* START ENTRIES SHOWN *

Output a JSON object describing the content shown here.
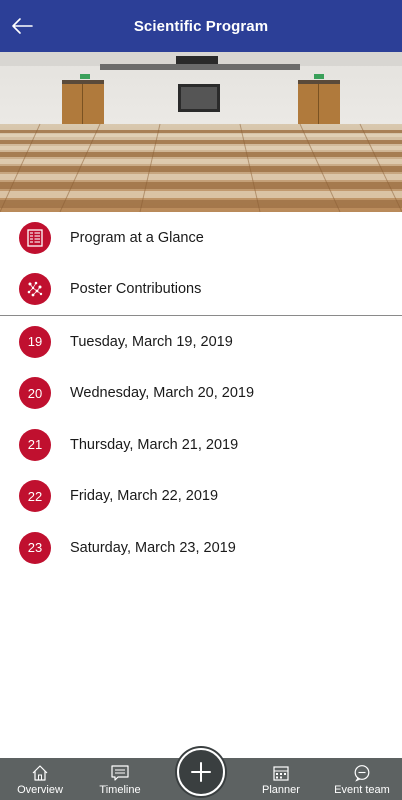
{
  "header": {
    "title": "Scientific Program"
  },
  "menu": [
    {
      "label": "Program at a Glance",
      "icon": "schedule-grid-icon"
    },
    {
      "label": "Poster Contributions",
      "icon": "poster-network-icon"
    }
  ],
  "days": [
    {
      "num": "19",
      "label": "Tuesday, March 19, 2019"
    },
    {
      "num": "20",
      "label": "Wednesday, March 20, 2019"
    },
    {
      "num": "21",
      "label": "Thursday, March 21, 2019"
    },
    {
      "num": "22",
      "label": "Friday, March 22, 2019"
    },
    {
      "num": "23",
      "label": "Saturday, March 23, 2019"
    }
  ],
  "tabs": {
    "overview": "Overview",
    "timeline": "Timeline",
    "planner": "Planner",
    "event_team": "Event team"
  },
  "colors": {
    "header": "#2c3f97",
    "accent": "#c0102f",
    "tabbar": "#5d6262"
  }
}
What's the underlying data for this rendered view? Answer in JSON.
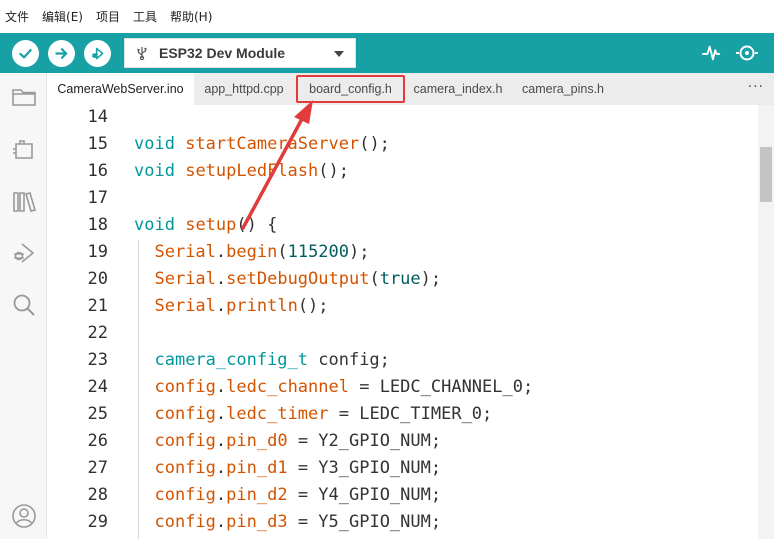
{
  "menu": [
    "文件",
    "编辑(E)",
    "项目",
    "工具",
    "帮助(H)"
  ],
  "toolbar": {
    "board_name": "ESP32 Dev Module",
    "accent": "#17a1a5"
  },
  "tabs": [
    {
      "label": "CameraWebServer.ino",
      "active": true
    },
    {
      "label": "app_httpd.cpp",
      "active": false
    },
    {
      "label": "board_config.h",
      "active": false,
      "highlighted": true
    },
    {
      "label": "camera_index.h",
      "active": false
    },
    {
      "label": "camera_pins.h",
      "active": false
    }
  ],
  "tabs_more": "···",
  "annotation_color": "#e23b3b",
  "lines": [
    {
      "n": "14",
      "code": ""
    },
    {
      "n": "15",
      "code": "void startCameraServer();"
    },
    {
      "n": "16",
      "code": "void setupLedFlash();"
    },
    {
      "n": "17",
      "code": ""
    },
    {
      "n": "18",
      "code": "void setup() {"
    },
    {
      "n": "19",
      "code": "  Serial.begin(115200);"
    },
    {
      "n": "20",
      "code": "  Serial.setDebugOutput(true);"
    },
    {
      "n": "21",
      "code": "  Serial.println();"
    },
    {
      "n": "22",
      "code": ""
    },
    {
      "n": "23",
      "code": "  camera_config_t config;"
    },
    {
      "n": "24",
      "code": "  config.ledc_channel = LEDC_CHANNEL_0;"
    },
    {
      "n": "25",
      "code": "  config.ledc_timer = LEDC_TIMER_0;"
    },
    {
      "n": "26",
      "code": "  config.pin_d0 = Y2_GPIO_NUM;"
    },
    {
      "n": "27",
      "code": "  config.pin_d1 = Y3_GPIO_NUM;"
    },
    {
      "n": "28",
      "code": "  config.pin_d2 = Y4_GPIO_NUM;"
    },
    {
      "n": "29",
      "code": "  config.pin_d3 = Y5_GPIO_NUM;"
    }
  ]
}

* END ENTRIES SHOWN *

GOAL:
All the lines above are to be reproduced exactly, except the pictures.

FINAL RESULT:
Output a JSON object describing the content shown here.
{
  "header": {
    "title": "Scientific Program"
  },
  "menu": [
    {
      "label": "Program at a Glance",
      "icon": "schedule-grid-icon"
    },
    {
      "label": "Poster Contributions",
      "icon": "poster-network-icon"
    }
  ],
  "days": [
    {
      "num": "19",
      "label": "Tuesday, March 19, 2019"
    },
    {
      "num": "20",
      "label": "Wednesday, March 20, 2019"
    },
    {
      "num": "21",
      "label": "Thursday, March 21, 2019"
    },
    {
      "num": "22",
      "label": "Friday, March 22, 2019"
    },
    {
      "num": "23",
      "label": "Saturday, March 23, 2019"
    }
  ],
  "tabs": {
    "overview": "Overview",
    "timeline": "Timeline",
    "planner": "Planner",
    "event_team": "Event team"
  },
  "colors": {
    "header": "#2c3f97",
    "accent": "#c0102f",
    "tabbar": "#5d6262"
  }
}
What's the underlying data for this rendered view? Answer in JSON.
{
  "menu": [
    "文件",
    "编辑(E)",
    "项目",
    "工具",
    "帮助(H)"
  ],
  "toolbar": {
    "board_name": "ESP32 Dev Module",
    "accent": "#17a1a5"
  },
  "tabs": [
    {
      "label": "CameraWebServer.ino",
      "active": true
    },
    {
      "label": "app_httpd.cpp",
      "active": false
    },
    {
      "label": "board_config.h",
      "active": false,
      "highlighted": true
    },
    {
      "label": "camera_index.h",
      "active": false
    },
    {
      "label": "camera_pins.h",
      "active": false
    }
  ],
  "tabs_more": "···",
  "annotation_color": "#e23b3b",
  "lines": [
    {
      "n": "14",
      "code": ""
    },
    {
      "n": "15",
      "code": "void startCameraServer();"
    },
    {
      "n": "16",
      "code": "void setupLedFlash();"
    },
    {
      "n": "17",
      "code": ""
    },
    {
      "n": "18",
      "code": "void setup() {"
    },
    {
      "n": "19",
      "code": "  Serial.begin(115200);"
    },
    {
      "n": "20",
      "code": "  Serial.setDebugOutput(true);"
    },
    {
      "n": "21",
      "code": "  Serial.println();"
    },
    {
      "n": "22",
      "code": ""
    },
    {
      "n": "23",
      "code": "  camera_config_t config;"
    },
    {
      "n": "24",
      "code": "  config.ledc_channel = LEDC_CHANNEL_0;"
    },
    {
      "n": "25",
      "code": "  config.ledc_timer = LEDC_TIMER_0;"
    },
    {
      "n": "26",
      "code": "  config.pin_d0 = Y2_GPIO_NUM;"
    },
    {
      "n": "27",
      "code": "  config.pin_d1 = Y3_GPIO_NUM;"
    },
    {
      "n": "28",
      "code": "  config.pin_d2 = Y4_GPIO_NUM;"
    },
    {
      "n": "29",
      "code": "  config.pin_d3 = Y5_GPIO_NUM;"
    }
  ]
}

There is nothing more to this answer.